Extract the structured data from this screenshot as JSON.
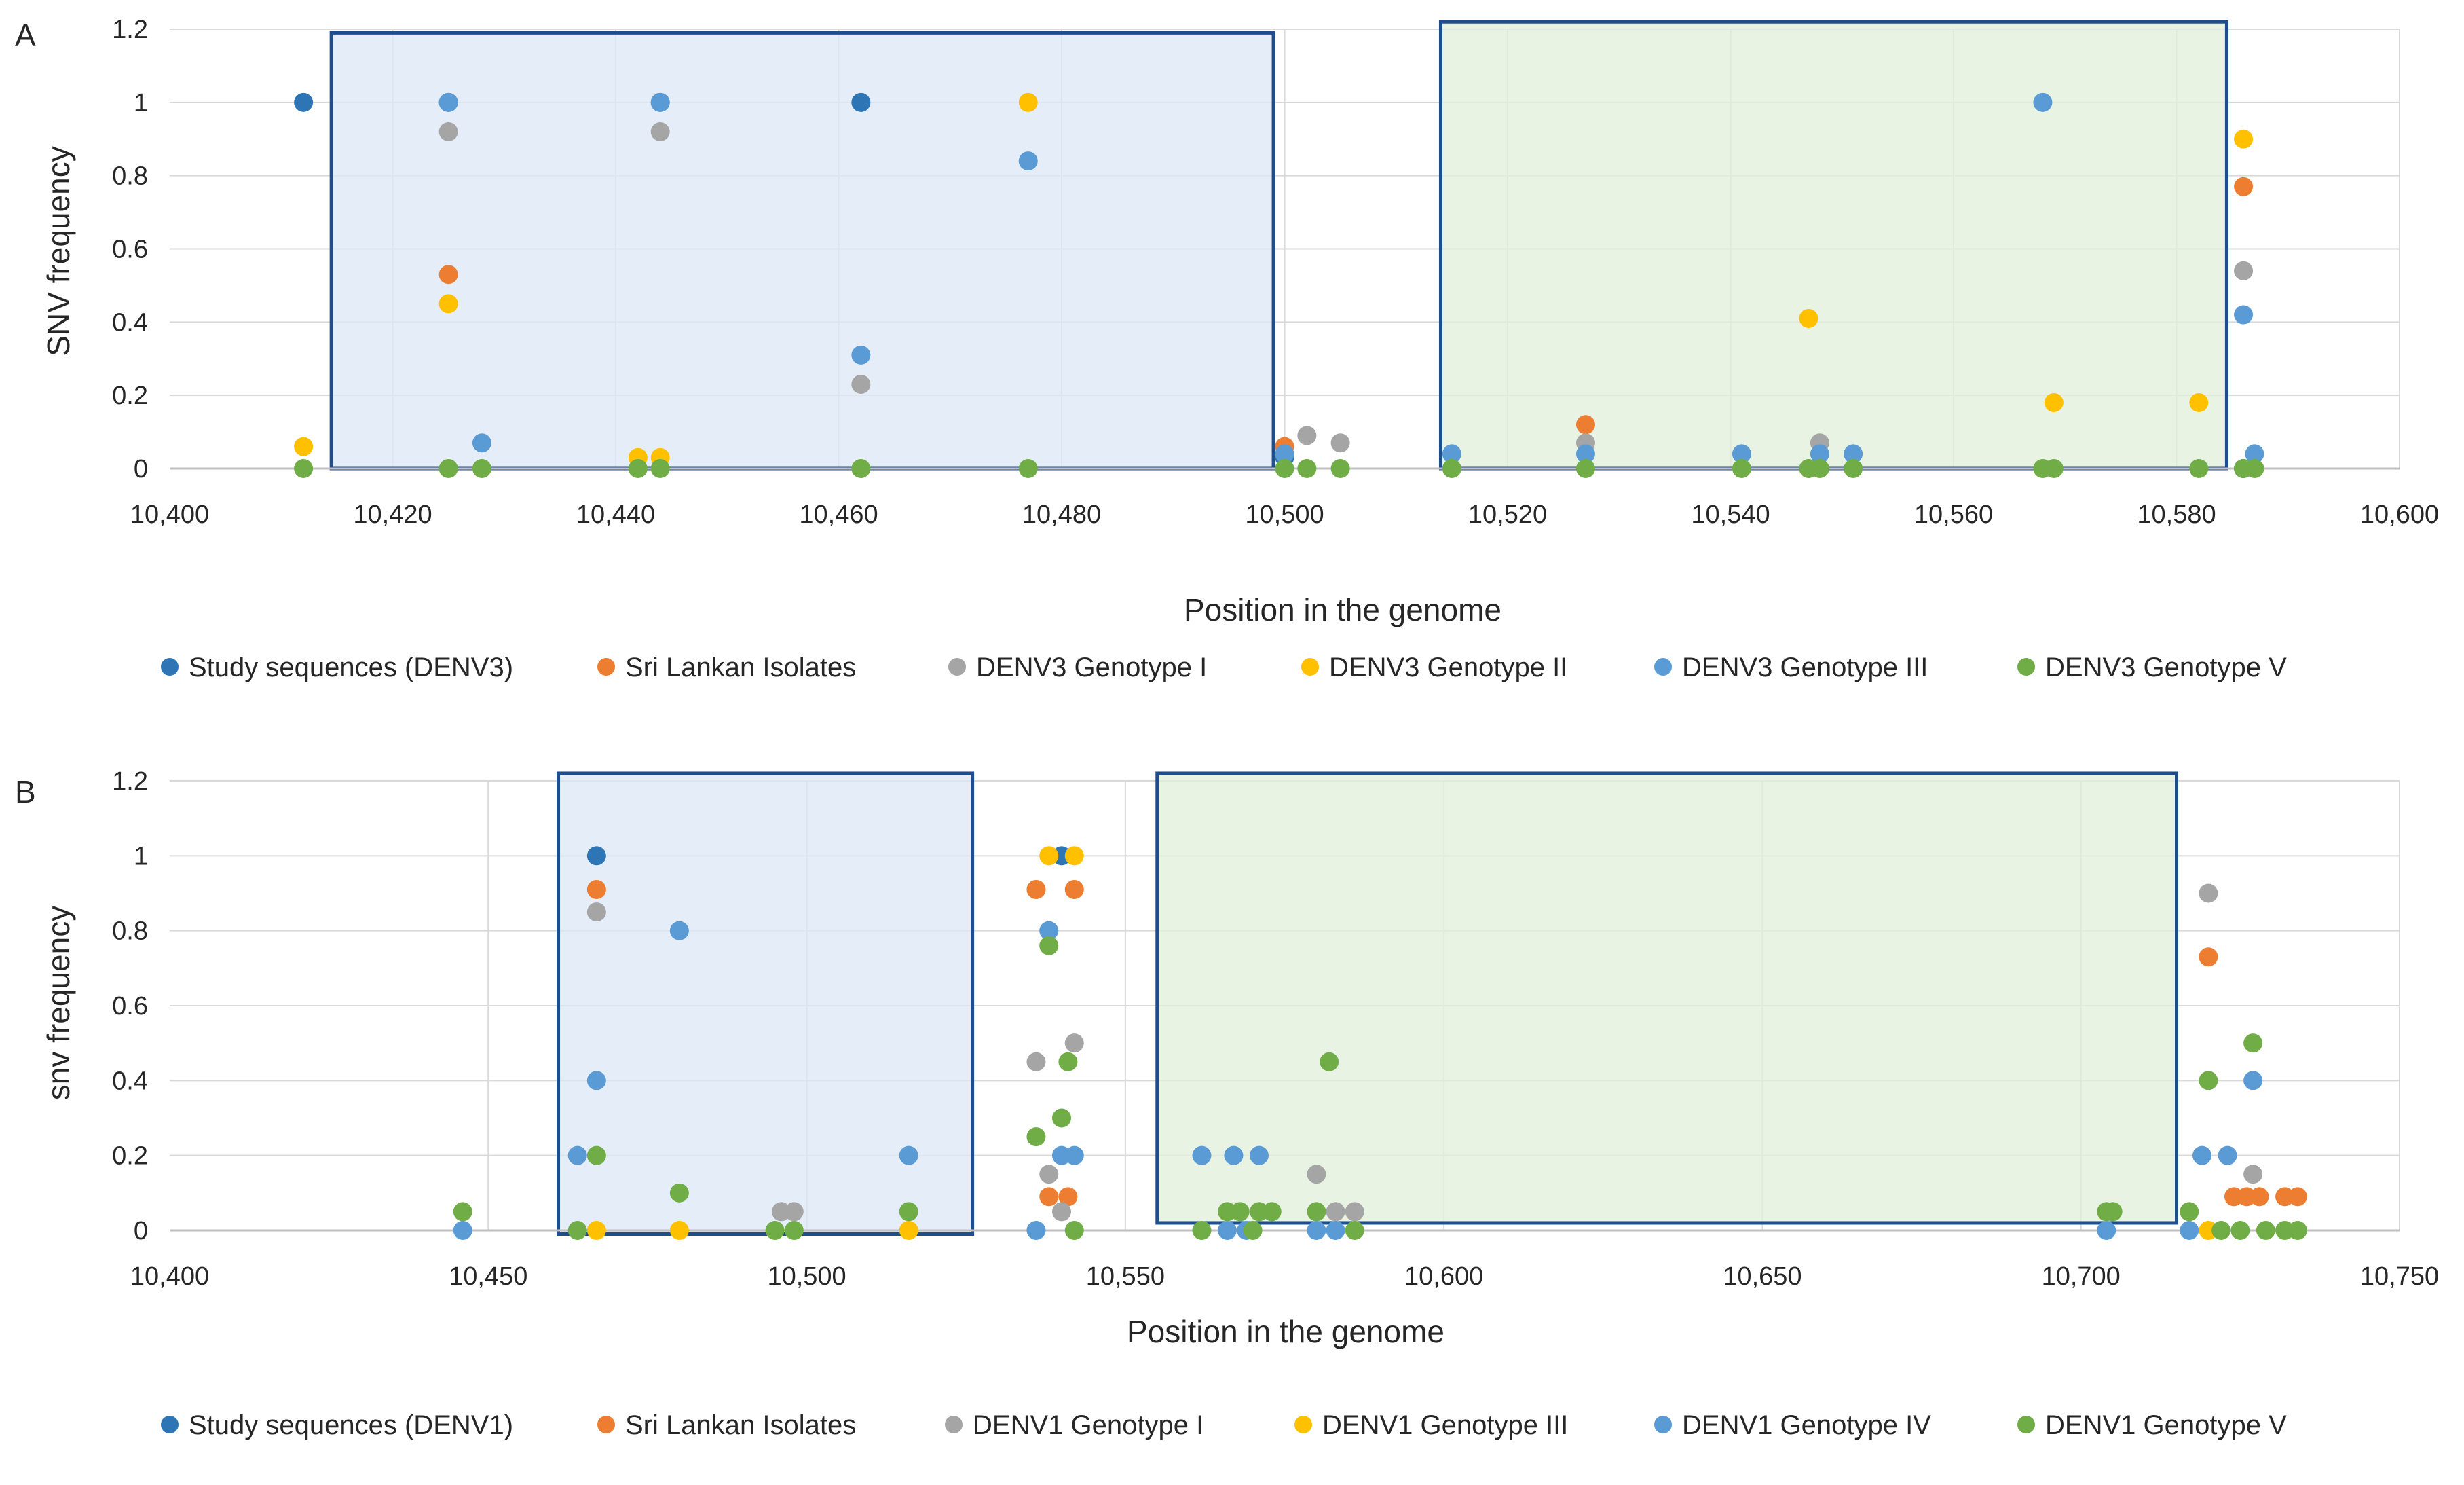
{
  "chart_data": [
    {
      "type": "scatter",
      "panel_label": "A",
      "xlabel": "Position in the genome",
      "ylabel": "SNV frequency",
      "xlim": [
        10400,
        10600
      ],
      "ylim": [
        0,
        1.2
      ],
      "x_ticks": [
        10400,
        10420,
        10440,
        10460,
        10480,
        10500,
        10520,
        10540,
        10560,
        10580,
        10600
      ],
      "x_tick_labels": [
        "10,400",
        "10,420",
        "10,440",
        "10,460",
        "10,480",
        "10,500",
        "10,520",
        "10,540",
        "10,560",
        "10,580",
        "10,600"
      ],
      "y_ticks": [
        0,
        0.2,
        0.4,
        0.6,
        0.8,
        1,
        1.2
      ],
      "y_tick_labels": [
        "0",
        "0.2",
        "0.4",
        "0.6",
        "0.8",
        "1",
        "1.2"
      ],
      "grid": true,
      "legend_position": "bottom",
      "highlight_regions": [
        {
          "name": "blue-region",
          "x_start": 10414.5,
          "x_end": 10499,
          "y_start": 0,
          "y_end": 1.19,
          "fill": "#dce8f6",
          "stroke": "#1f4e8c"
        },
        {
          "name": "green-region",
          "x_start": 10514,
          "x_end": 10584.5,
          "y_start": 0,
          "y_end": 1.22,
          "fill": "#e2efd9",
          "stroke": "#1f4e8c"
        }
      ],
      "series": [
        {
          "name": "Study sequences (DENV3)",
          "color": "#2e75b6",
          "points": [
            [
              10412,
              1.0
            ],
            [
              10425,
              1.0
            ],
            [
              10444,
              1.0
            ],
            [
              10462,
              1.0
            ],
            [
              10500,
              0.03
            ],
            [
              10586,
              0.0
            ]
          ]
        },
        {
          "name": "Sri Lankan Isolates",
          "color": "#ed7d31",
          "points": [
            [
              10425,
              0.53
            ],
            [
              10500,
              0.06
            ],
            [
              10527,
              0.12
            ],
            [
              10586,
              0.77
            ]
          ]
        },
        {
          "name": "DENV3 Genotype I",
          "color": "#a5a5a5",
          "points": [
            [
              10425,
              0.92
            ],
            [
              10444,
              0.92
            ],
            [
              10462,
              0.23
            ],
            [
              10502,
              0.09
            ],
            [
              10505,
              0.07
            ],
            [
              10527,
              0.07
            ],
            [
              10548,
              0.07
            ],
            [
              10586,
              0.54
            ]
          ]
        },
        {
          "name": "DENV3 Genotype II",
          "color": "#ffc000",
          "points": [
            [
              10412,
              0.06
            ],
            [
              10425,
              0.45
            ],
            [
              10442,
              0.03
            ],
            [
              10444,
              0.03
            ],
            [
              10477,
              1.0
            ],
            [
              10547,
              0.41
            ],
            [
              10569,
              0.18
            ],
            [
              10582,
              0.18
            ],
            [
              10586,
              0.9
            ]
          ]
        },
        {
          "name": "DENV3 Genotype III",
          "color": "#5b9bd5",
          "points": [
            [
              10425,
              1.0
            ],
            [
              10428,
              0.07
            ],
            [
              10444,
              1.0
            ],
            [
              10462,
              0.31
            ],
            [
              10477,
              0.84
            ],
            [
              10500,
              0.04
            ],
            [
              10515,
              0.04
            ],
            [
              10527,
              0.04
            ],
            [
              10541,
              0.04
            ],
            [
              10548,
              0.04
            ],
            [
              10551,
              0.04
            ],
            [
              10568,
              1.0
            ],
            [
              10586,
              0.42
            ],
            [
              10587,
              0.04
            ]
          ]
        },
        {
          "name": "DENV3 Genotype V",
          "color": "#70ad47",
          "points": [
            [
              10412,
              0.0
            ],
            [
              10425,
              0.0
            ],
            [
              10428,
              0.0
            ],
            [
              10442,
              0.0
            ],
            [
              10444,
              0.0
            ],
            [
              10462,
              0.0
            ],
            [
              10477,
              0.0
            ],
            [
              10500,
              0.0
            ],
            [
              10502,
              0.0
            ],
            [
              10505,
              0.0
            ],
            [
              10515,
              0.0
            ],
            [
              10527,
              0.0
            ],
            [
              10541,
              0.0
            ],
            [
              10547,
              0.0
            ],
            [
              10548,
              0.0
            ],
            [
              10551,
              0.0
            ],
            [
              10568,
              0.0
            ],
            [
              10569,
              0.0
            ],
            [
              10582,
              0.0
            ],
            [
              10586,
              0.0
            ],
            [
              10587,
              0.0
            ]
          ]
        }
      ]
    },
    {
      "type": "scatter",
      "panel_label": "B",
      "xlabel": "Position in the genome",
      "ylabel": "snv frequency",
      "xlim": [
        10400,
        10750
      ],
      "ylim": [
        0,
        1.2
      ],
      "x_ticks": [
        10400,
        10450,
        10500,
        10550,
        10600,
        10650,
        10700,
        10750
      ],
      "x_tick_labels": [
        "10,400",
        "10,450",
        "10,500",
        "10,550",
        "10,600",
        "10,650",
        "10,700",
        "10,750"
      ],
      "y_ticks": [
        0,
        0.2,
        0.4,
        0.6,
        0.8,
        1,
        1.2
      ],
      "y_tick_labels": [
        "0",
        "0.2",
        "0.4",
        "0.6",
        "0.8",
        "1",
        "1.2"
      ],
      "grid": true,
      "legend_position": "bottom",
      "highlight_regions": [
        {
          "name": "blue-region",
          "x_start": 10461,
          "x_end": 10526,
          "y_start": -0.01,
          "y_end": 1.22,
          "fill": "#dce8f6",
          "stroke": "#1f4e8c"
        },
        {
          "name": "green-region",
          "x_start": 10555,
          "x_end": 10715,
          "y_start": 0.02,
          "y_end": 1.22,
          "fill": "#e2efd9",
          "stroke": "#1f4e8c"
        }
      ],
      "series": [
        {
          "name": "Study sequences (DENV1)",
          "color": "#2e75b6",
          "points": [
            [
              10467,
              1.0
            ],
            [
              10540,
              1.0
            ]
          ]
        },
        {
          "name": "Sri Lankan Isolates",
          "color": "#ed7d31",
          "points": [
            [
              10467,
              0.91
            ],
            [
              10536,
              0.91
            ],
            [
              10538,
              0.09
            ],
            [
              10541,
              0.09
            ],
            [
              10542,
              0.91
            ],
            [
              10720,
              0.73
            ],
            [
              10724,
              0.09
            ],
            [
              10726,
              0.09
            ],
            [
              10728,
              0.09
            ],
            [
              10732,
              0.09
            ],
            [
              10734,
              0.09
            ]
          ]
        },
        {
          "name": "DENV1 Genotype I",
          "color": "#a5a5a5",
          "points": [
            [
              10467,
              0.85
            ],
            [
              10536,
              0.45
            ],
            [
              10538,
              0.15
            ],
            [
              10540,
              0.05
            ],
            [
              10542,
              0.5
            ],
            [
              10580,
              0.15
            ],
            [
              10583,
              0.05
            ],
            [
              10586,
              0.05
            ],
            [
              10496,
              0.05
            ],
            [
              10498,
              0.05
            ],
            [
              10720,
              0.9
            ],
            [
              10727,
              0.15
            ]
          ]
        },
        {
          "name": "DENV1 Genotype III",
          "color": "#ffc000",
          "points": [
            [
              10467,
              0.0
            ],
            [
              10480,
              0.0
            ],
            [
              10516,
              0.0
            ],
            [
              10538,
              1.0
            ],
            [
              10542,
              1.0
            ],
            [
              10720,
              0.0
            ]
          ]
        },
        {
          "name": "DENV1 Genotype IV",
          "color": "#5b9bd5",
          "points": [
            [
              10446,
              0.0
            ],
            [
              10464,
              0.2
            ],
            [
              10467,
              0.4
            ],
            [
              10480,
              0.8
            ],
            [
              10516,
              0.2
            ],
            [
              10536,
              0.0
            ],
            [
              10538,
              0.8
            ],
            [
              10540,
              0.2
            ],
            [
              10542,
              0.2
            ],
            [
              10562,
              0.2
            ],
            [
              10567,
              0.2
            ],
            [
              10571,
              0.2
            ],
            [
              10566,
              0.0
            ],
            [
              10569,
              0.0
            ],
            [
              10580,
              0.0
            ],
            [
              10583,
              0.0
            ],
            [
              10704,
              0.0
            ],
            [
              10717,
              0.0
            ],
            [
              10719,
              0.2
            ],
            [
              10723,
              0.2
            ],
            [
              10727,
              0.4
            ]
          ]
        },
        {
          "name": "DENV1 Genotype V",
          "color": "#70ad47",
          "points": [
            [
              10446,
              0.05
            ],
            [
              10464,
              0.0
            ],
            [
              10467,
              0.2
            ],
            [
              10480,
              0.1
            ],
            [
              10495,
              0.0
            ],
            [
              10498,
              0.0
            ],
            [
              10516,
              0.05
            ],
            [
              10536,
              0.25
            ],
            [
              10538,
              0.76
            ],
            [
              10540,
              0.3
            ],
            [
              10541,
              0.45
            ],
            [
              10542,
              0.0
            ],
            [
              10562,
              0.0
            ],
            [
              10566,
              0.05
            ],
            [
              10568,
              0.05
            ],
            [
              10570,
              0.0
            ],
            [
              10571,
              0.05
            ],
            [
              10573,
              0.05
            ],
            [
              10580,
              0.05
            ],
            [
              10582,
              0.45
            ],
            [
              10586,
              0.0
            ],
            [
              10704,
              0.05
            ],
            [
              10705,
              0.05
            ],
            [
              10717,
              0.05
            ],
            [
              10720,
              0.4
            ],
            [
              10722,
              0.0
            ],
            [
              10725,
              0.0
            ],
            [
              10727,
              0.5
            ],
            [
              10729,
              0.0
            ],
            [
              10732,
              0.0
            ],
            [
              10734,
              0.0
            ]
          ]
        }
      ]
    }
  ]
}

> _Work to complete_
Filter the entries above down to the lines containing the word "Study".

> _Answer area_
          "name": "Study sequences (DENV3)",
          "name": "Study sequences (DENV1)",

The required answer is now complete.